## begin Entries provided

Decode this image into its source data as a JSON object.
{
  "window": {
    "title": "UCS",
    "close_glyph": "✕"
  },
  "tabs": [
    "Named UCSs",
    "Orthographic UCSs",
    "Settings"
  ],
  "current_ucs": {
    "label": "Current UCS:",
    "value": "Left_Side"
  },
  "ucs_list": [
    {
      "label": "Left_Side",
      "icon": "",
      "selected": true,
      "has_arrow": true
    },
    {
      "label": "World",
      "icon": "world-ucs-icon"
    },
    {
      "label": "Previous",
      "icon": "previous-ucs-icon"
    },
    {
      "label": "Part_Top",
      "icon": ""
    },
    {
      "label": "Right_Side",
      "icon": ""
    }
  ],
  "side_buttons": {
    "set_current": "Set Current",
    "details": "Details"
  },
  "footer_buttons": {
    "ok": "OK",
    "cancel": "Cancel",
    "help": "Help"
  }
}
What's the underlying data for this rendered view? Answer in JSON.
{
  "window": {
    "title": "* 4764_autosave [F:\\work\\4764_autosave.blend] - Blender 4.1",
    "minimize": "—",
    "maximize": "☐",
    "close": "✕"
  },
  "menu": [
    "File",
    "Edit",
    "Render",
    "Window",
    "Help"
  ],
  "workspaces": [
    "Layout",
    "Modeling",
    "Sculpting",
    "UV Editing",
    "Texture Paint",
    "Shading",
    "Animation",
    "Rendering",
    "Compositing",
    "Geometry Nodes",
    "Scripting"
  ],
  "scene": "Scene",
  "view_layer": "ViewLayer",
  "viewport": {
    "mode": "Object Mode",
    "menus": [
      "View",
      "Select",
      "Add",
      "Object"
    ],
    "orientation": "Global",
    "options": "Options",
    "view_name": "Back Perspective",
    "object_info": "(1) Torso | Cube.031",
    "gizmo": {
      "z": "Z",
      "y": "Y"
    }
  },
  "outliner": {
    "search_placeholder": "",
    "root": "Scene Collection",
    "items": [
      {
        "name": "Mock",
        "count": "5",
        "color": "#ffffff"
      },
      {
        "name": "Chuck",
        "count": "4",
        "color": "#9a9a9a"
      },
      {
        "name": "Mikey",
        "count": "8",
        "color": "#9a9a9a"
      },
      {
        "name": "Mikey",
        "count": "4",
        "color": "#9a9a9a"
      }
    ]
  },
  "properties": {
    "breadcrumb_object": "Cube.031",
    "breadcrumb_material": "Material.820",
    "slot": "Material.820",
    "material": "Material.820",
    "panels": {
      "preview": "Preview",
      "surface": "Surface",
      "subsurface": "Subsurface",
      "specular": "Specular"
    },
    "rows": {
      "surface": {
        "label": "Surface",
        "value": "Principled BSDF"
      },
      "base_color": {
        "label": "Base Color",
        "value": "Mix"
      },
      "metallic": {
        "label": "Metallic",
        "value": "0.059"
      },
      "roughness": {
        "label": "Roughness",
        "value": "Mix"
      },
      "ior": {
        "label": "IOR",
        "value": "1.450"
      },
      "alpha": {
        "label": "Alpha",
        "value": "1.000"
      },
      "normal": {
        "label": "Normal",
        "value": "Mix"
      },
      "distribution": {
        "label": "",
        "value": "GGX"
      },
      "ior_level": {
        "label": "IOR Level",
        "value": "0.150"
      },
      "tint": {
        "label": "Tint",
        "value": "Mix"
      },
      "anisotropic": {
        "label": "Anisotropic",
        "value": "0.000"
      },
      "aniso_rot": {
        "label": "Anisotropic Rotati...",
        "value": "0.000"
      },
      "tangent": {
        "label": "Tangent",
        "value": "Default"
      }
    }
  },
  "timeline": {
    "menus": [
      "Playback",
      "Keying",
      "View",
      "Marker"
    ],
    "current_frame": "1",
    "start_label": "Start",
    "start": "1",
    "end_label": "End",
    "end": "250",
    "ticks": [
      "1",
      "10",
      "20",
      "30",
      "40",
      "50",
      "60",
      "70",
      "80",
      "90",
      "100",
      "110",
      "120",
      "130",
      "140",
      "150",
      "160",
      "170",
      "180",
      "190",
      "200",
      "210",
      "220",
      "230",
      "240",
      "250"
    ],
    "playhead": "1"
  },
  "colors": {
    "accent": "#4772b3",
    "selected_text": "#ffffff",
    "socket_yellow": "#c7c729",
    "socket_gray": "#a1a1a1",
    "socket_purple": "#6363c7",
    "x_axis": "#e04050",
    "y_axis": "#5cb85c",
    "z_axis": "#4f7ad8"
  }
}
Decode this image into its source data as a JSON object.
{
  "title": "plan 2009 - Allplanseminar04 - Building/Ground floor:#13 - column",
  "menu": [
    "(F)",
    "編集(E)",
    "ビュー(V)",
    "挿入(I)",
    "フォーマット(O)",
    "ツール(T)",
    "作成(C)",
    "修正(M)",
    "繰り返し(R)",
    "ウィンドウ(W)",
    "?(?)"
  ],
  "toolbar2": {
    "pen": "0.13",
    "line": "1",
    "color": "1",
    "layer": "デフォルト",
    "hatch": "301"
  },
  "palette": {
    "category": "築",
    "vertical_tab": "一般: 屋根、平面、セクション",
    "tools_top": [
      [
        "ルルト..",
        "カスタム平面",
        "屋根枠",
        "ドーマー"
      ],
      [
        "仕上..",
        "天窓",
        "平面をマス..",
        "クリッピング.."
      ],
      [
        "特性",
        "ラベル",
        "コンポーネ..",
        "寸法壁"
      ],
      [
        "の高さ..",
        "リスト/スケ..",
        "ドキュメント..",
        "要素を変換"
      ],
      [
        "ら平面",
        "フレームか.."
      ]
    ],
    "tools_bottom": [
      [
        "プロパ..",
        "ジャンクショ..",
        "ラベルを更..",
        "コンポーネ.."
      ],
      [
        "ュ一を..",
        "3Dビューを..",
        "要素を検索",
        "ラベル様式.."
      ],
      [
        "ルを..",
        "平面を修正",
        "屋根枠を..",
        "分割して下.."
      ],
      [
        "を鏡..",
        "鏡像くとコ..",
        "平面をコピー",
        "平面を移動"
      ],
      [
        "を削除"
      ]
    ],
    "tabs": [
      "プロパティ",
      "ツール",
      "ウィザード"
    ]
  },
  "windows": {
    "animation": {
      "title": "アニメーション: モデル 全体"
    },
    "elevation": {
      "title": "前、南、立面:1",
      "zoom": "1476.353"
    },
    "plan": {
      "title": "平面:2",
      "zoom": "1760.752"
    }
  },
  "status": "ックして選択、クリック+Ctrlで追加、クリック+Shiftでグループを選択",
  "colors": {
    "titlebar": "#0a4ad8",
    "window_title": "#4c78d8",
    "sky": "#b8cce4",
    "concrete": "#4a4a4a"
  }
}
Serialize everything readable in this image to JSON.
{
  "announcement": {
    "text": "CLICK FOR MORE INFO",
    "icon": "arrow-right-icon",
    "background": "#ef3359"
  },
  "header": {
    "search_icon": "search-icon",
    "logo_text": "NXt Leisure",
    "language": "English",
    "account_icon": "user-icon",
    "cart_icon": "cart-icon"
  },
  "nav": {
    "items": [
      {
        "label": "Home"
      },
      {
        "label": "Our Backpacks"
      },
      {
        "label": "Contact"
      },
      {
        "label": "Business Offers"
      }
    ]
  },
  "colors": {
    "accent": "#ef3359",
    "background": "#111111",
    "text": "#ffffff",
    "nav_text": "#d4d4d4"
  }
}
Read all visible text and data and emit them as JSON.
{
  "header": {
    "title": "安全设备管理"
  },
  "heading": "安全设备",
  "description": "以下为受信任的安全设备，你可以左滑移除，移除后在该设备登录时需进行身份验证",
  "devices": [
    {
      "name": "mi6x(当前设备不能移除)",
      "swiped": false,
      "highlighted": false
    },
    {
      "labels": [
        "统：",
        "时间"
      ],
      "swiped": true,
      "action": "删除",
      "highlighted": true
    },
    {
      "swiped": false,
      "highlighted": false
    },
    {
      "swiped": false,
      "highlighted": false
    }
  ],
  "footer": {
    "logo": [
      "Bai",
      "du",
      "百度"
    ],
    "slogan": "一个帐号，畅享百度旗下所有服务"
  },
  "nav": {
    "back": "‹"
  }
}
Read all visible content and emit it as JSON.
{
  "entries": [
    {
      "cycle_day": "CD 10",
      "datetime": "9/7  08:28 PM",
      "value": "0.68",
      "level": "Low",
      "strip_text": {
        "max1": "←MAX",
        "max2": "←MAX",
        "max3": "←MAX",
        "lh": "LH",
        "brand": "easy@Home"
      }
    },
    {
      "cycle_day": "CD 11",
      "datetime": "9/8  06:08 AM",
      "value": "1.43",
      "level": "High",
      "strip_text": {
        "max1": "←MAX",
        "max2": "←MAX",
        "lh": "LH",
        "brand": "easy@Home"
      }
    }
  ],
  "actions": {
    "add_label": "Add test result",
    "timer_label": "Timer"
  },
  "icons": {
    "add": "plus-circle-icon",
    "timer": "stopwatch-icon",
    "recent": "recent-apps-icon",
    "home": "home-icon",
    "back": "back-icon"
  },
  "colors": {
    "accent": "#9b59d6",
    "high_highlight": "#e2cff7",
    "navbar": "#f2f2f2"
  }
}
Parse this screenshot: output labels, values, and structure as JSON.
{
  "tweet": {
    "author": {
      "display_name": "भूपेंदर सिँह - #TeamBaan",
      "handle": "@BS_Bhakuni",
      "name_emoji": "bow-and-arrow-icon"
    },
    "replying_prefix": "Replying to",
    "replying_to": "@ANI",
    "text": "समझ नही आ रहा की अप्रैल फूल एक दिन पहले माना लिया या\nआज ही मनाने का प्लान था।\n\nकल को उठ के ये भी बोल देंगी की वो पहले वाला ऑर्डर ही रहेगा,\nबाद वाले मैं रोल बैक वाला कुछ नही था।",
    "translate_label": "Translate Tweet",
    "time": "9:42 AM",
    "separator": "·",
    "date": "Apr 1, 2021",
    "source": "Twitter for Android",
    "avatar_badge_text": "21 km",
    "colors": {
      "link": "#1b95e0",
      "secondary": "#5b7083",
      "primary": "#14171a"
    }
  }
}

## end Entries provided

■ **Your task**: Pull out all lines from the entries above that include the word "data".

■ **Final answer**:
Decode this image into its source data as a JSON object.
What's the underlying data for this rendered view? Answer in JSON.
Decode this image into its source data as a JSON object.
Read all visible text and data and emit them as JSON.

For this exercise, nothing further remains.